DIRECTIONS FOR THIS TASK
Determine which lines contain the word "MovAvgExponential", then copy those lines.
== == ==
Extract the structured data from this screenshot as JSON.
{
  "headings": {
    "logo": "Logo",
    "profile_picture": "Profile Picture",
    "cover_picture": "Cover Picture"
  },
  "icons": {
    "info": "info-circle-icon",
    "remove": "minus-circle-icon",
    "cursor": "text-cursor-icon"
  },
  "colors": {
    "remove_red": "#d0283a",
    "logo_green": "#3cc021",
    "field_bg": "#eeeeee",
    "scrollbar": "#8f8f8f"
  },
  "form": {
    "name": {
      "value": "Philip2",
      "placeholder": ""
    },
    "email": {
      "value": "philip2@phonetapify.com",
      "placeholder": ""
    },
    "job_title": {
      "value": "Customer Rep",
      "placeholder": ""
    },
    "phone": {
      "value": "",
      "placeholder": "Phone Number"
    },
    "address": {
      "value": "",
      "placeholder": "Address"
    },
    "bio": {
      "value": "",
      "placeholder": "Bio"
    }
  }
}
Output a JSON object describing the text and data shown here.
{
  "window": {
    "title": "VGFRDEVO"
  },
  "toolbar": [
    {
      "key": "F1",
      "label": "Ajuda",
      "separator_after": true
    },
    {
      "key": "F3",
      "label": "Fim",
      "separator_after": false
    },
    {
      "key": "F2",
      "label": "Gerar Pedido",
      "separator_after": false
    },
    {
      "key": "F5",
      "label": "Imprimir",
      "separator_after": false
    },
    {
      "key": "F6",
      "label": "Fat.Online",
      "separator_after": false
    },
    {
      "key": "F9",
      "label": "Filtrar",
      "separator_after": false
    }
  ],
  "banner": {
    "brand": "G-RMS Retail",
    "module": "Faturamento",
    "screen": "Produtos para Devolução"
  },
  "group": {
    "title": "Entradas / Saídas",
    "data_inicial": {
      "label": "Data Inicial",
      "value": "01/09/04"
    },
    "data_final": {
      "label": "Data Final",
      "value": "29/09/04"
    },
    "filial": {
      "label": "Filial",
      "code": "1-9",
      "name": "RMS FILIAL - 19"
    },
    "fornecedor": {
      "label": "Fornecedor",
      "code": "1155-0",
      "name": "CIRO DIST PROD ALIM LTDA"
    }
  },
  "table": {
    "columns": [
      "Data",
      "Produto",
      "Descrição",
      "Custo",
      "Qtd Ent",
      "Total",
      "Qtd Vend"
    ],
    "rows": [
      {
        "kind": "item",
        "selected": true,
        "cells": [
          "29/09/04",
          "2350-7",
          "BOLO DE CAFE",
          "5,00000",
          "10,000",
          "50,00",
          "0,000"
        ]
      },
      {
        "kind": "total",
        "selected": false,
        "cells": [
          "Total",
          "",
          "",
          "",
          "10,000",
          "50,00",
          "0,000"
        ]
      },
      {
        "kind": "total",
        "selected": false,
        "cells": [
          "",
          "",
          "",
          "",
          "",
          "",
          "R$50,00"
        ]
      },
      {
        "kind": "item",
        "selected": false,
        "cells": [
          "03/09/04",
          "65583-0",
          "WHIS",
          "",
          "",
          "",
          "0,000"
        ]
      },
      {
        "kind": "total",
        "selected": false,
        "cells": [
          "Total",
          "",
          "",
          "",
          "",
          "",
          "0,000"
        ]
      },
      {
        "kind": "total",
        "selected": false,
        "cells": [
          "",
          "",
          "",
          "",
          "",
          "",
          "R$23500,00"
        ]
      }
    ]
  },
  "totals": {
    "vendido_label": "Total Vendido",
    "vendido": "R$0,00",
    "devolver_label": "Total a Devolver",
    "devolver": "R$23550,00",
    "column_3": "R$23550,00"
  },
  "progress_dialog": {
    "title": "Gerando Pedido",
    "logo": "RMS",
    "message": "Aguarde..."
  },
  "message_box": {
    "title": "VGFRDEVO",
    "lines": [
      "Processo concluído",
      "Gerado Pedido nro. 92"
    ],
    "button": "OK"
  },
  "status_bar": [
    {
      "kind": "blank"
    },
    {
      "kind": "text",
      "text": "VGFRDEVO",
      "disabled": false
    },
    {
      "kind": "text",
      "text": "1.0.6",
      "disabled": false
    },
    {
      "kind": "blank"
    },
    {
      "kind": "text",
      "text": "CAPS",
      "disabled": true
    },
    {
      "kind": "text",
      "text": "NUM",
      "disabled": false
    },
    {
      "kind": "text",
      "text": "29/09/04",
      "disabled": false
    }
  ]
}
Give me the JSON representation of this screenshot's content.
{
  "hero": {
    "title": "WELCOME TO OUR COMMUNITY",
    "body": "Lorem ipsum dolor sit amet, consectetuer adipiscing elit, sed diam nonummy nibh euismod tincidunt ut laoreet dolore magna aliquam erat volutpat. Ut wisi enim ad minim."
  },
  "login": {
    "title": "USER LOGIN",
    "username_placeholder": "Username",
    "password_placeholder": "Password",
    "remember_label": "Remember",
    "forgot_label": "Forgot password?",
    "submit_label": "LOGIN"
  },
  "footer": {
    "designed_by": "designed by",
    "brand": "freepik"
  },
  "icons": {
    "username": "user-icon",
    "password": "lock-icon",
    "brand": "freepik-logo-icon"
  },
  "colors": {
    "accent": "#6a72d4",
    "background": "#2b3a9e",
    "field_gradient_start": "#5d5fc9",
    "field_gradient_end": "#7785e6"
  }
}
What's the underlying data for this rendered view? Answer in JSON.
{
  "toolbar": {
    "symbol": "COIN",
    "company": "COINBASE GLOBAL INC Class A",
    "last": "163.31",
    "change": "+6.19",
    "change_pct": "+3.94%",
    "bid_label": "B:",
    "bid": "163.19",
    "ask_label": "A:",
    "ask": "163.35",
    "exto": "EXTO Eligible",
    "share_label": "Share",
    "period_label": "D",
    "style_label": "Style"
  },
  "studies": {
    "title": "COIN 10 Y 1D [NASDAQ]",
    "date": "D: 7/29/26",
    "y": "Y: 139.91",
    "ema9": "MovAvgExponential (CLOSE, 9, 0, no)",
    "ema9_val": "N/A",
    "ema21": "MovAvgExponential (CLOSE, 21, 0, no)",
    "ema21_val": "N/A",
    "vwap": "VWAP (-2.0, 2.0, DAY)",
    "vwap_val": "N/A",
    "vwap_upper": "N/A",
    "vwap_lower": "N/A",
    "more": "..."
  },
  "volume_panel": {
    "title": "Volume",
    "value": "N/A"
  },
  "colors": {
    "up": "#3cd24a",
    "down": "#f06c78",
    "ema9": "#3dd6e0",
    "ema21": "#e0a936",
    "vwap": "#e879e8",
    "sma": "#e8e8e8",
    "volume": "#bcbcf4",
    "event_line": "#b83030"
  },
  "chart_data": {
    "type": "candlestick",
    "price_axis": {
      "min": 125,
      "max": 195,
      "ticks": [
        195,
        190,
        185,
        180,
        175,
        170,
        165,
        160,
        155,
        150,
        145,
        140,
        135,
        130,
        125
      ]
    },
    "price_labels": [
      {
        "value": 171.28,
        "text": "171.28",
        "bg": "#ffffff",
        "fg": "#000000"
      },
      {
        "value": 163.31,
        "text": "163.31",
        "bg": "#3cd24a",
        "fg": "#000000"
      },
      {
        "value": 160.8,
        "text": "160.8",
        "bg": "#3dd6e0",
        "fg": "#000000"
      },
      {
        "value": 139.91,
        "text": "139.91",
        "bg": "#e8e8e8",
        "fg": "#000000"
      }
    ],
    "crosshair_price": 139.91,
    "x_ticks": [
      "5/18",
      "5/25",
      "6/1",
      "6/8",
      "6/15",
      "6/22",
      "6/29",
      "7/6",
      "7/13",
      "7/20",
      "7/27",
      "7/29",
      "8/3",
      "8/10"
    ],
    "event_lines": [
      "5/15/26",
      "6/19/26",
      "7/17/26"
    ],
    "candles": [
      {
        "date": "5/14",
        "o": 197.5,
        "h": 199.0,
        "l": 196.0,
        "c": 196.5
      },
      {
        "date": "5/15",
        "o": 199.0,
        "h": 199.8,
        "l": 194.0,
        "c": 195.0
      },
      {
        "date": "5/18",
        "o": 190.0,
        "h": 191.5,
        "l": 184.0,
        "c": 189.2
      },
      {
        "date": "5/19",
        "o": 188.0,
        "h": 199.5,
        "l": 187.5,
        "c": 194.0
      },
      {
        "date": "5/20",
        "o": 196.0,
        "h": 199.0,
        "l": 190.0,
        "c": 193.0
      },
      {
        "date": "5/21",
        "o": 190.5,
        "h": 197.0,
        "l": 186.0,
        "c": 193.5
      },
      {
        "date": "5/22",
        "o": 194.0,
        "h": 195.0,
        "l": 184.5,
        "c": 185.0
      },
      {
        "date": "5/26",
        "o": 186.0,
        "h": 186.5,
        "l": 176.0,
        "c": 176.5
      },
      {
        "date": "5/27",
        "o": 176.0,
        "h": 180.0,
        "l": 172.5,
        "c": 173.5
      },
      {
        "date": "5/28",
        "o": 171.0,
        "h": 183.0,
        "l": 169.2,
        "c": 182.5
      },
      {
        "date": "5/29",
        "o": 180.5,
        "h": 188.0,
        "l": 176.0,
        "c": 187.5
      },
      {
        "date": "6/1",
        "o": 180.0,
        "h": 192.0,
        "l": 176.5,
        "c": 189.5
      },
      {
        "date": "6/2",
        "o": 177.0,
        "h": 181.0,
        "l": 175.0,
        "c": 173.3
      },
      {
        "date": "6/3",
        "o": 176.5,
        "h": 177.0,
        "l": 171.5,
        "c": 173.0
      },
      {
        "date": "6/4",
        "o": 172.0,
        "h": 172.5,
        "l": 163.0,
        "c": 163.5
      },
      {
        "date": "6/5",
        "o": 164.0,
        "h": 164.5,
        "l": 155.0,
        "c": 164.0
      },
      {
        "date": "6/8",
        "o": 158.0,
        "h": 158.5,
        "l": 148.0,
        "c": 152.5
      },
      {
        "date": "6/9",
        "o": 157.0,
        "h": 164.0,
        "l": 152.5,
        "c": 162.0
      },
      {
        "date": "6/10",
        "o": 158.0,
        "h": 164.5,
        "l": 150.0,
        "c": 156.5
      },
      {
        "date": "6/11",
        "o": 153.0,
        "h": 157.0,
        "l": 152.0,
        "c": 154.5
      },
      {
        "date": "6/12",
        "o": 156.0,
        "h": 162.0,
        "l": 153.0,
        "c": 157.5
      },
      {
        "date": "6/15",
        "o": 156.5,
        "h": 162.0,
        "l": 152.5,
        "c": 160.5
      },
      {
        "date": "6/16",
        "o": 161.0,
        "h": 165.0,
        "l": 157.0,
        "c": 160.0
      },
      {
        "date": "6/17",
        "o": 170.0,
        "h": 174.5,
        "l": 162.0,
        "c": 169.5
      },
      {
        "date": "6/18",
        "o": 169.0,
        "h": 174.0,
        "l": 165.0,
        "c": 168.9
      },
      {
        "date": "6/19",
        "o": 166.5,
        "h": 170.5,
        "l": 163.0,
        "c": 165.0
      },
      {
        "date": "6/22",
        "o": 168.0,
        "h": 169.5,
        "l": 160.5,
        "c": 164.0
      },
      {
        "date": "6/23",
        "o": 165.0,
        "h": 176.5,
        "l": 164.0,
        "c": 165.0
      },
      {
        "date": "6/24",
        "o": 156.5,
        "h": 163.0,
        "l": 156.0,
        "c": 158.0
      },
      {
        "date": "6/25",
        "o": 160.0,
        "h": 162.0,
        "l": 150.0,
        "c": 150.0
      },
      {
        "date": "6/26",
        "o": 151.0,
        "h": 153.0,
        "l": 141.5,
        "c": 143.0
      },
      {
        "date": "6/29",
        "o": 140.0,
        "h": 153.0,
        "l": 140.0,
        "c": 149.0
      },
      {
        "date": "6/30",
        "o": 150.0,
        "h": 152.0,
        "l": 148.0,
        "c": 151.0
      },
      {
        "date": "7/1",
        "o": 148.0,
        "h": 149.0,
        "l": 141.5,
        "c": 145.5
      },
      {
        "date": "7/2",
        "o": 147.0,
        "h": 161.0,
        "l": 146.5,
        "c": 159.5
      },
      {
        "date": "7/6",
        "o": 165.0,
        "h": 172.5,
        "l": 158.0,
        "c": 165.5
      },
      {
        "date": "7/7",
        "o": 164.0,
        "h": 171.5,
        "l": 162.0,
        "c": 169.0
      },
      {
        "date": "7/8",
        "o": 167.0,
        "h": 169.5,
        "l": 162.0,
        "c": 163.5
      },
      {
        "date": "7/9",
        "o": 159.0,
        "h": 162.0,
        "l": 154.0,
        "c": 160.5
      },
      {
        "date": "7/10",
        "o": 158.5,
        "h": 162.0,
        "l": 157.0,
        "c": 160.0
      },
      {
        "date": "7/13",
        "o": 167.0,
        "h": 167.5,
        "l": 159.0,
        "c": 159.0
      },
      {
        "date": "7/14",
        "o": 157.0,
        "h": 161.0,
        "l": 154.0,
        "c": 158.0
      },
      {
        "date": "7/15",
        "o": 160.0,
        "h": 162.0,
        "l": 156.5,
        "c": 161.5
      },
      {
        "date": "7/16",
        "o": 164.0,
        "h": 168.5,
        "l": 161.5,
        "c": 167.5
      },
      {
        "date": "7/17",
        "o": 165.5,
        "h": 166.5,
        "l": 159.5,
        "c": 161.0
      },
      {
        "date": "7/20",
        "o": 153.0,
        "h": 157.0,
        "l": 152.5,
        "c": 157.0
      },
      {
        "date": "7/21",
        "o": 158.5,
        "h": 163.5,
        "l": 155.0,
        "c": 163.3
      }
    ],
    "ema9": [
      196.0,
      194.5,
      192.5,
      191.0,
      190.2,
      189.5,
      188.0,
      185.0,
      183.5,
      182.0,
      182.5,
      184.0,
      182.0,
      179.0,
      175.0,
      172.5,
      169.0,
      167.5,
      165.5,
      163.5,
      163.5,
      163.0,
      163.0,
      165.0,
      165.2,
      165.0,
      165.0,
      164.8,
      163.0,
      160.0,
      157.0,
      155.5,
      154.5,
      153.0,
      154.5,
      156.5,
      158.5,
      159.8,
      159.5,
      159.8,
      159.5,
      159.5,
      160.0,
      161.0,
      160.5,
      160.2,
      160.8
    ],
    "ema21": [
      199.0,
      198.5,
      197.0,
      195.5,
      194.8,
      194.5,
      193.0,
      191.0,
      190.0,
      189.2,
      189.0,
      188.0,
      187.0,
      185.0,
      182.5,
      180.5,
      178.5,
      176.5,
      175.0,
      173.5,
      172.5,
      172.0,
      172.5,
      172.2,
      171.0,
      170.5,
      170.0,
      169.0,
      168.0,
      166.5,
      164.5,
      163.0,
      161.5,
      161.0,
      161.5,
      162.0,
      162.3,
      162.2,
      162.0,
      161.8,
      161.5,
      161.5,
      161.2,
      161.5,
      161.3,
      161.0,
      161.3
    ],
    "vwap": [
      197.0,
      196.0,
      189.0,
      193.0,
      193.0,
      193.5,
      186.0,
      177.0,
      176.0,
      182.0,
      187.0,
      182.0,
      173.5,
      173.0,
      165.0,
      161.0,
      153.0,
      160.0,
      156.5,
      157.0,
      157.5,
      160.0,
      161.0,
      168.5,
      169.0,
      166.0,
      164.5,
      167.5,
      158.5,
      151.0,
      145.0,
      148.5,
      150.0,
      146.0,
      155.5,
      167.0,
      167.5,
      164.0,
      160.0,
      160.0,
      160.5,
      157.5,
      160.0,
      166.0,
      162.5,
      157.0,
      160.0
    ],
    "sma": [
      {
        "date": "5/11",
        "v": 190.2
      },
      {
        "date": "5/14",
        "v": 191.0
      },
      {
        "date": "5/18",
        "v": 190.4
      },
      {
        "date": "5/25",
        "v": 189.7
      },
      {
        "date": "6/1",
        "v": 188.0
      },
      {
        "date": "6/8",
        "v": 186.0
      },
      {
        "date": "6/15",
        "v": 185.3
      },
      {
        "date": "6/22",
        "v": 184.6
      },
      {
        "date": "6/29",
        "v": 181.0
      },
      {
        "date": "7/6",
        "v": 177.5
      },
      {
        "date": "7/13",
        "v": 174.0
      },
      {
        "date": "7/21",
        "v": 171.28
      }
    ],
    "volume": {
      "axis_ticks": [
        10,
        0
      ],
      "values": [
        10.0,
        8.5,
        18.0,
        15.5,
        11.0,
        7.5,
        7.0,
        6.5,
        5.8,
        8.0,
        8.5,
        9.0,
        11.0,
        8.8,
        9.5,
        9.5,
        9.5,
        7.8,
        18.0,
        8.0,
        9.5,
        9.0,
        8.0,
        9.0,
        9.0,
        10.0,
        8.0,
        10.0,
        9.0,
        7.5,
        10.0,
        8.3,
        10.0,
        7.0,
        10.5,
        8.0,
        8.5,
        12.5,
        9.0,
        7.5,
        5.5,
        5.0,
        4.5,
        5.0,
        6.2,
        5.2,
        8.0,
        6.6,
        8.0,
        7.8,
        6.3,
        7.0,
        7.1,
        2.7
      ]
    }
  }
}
== == ==
CORRECT RESULT
    "ema9": "MovAvgExponential (CLOSE, 9, 0, no)",
    "ema21": "MovAvgExponential (CLOSE, 21, 0, no)",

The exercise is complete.